* _WRITTEN TASK_
Transcribe each record below word for word.

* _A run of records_
======
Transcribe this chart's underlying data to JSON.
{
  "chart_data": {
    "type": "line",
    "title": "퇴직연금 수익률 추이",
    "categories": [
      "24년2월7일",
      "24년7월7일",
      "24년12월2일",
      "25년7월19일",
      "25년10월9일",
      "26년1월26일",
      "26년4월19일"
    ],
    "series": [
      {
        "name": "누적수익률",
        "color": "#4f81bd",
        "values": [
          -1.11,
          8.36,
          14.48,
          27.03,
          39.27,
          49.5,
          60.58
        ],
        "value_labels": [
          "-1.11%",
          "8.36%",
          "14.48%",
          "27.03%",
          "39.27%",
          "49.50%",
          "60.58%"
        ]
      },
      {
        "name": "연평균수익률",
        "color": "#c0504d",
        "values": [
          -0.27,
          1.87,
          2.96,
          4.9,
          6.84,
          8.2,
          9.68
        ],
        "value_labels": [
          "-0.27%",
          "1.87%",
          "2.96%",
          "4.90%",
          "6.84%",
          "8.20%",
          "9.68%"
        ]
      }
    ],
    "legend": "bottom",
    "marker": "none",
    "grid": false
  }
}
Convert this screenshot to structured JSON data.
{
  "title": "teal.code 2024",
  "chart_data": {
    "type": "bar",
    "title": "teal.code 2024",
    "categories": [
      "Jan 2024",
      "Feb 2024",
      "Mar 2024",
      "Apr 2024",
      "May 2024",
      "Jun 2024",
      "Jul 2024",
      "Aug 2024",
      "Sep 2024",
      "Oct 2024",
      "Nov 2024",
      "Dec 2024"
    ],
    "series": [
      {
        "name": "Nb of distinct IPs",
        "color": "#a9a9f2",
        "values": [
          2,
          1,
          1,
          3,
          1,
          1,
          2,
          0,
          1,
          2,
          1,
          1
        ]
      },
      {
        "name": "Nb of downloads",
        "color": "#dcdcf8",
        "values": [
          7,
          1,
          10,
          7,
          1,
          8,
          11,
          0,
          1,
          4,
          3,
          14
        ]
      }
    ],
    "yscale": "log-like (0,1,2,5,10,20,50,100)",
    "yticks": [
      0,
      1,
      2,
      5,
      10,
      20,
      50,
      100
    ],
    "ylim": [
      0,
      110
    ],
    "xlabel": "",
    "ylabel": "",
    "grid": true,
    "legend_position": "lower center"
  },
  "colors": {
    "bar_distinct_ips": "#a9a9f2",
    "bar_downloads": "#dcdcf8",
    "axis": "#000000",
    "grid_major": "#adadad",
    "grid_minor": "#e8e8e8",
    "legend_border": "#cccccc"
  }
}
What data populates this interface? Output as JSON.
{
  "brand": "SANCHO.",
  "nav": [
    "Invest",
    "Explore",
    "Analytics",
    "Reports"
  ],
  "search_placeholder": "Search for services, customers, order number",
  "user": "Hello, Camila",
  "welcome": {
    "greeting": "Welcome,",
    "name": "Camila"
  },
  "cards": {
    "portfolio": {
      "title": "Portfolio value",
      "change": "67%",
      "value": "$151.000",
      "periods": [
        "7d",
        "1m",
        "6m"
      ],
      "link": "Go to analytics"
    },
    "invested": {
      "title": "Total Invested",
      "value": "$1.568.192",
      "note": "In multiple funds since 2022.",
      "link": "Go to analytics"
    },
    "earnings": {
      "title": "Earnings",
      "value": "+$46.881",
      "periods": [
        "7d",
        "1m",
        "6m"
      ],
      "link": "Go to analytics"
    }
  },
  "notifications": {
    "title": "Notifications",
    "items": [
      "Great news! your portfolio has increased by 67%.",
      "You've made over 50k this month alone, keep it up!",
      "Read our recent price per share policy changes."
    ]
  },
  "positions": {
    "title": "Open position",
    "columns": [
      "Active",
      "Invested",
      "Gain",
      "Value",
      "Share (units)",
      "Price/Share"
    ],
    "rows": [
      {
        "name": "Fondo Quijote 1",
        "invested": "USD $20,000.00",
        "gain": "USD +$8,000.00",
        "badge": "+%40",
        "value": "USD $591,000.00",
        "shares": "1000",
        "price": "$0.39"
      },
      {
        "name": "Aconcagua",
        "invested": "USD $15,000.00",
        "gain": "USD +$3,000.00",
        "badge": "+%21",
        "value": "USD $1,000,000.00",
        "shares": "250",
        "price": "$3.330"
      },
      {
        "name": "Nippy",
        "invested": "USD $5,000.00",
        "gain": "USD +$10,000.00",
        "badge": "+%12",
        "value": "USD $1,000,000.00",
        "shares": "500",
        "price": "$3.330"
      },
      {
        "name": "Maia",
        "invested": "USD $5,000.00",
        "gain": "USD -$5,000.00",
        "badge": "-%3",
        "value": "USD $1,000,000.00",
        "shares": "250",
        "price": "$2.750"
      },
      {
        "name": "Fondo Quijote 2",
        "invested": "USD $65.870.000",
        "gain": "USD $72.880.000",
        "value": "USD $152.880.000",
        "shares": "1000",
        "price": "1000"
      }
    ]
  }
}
======
* _CORRECT RESULT_
Transcribe this chart's underlying data to JSON.
{
  "chart_data": {
    "type": "line",
    "title": "퇴직연금 수익률 추이",
    "categories": [
      "24년2월7일",
      "24년7월7일",
      "24년12월2일",
      "25년7월19일",
      "25년10월9일",
      "26년1월26일",
      "26년4월19일"
    ],
    "series": [
      {
        "name": "누적수익률",
        "color": "#4f81bd",
        "values": [
          -1.11,
          8.36,
          14.48,
          27.03,
          39.27,
          49.5,
          60.58
        ],
        "value_labels": [
          "-1.11%",
          "8.36%",
          "14.48%",
          "27.03%",
          "39.27%",
          "49.50%",
          "60.58%"
        ]
      },
      {
        "name": "연평균수익률",
        "color": "#c0504d",
        "values": [
          -0.27,
          1.87,
          2.96,
          4.9,
          6.84,
          8.2,
          9.68
        ],
        "value_labels": [
          "-0.27%",
          "1.87%",
          "2.96%",
          "4.90%",
          "6.84%",
          "8.20%",
          "9.68%"
        ]
      }
    ],
    "legend": "bottom",
    "marker": "none",
    "grid": false
  }
}
Convert this screenshot to structured JSON data.
{
  "title": "teal.code 2024",
  "chart_data": {
    "type": "bar",
    "title": "teal.code 2024",
    "categories": [
      "Jan 2024",
      "Feb 2024",
      "Mar 2024",
      "Apr 2024",
      "May 2024",
      "Jun 2024",
      "Jul 2024",
      "Aug 2024",
      "Sep 2024",
      "Oct 2024",
      "Nov 2024",
      "Dec 2024"
    ],
    "series": [
      {
        "name": "Nb of distinct IPs",
        "color": "#a9a9f2",
        "values": [
          2,
          1,
          1,
          3,
          1,
          1,
          2,
          0,
          1,
          2,
          1,
          1
        ]
      },
      {
        "name": "Nb of downloads",
        "color": "#dcdcf8",
        "values": [
          7,
          1,
          10,
          7,
          1,
          8,
          11,
          0,
          1,
          4,
          3,
          14
        ]
      }
    ],
    "yscale": "log-like (0,1,2,5,10,20,50,100)",
    "yticks": [
      0,
      1,
      2,
      5,
      10,
      20,
      50,
      100
    ],
    "ylim": [
      0,
      110
    ],
    "xlabel": "",
    "ylabel": "",
    "grid": true,
    "legend_position": "lower center"
  },
  "colors": {
    "bar_distinct_ips": "#a9a9f2",
    "bar_downloads": "#dcdcf8",
    "axis": "#000000",
    "grid_major": "#adadad",
    "grid_minor": "#e8e8e8",
    "legend_border": "#cccccc"
  }
}
What data populates this interface? Output as JSON.
{
  "brand": "SANCHO.",
  "nav": [
    "Invest",
    "Explore",
    "Analytics",
    "Reports"
  ],
  "search_placeholder": "Search for services, customers, order number",
  "user": "Hello, Camila",
  "welcome": {
    "greeting": "Welcome,",
    "name": "Camila"
  },
  "cards": {
    "portfolio": {
      "title": "Portfolio value",
      "change": "67%",
      "value": "$151.000",
      "periods": [
        "7d",
        "1m",
        "6m"
      ],
      "link": "Go to analytics"
    },
    "invested": {
      "title": "Total Invested",
      "value": "$1.568.192",
      "note": "In multiple funds since 2022.",
      "link": "Go to analytics"
    },
    "earnings": {
      "title": "Earnings",
      "value": "+$46.881",
      "periods": [
        "7d",
        "1m",
        "6m"
      ],
      "link": "Go to analytics"
    }
  },
  "notifications": {
    "title": "Notifications",
    "items": [
      "Great news! your portfolio has increased by 67%.",
      "You've made over 50k this month alone, keep it up!",
      "Read our recent price per share policy changes."
    ]
  },
  "positions": {
    "title": "Open position",
    "columns": [
      "Active",
      "Invested",
      "Gain",
      "Value",
      "Share (units)",
      "Price/Share"
    ],
    "rows": [
      {
        "name": "Fondo Quijote 1",
        "invested": "USD $20,000.00",
        "gain": "USD +$8,000.00",
        "badge": "+%40",
        "value": "USD $591,000.00",
        "shares": "1000",
        "price": "$0.39"
      },
      {
        "name": "Aconcagua",
        "invested": "USD $15,000.00",
        "gain": "USD +$3,000.00",
        "badge": "+%21",
        "value": "USD $1,000,000.00",
        "shares": "250",
        "price": "$3.330"
      },
      {
        "name": "Nippy",
        "invested": "USD $5,000.00",
        "gain": "USD +$10,000.00",
        "badge": "+%12",
        "value": "USD $1,000,000.00",
        "shares": "500",
        "price": "$3.330"
      },
      {
        "name": "Maia",
        "invested": "USD $5,000.00",
        "gain": "USD -$5,000.00",
        "badge": "-%3",
        "value": "USD $1,000,000.00",
        "shares": "250",
        "price": "$2.750"
      },
      {
        "name": "Fondo Quijote 2",
        "invested": "USD $65.870.000",
        "gain": "USD $72.880.000",
        "value": "USD $152.880.000",
        "shares": "1000",
        "price": "1000"
      }
    ]
  }
}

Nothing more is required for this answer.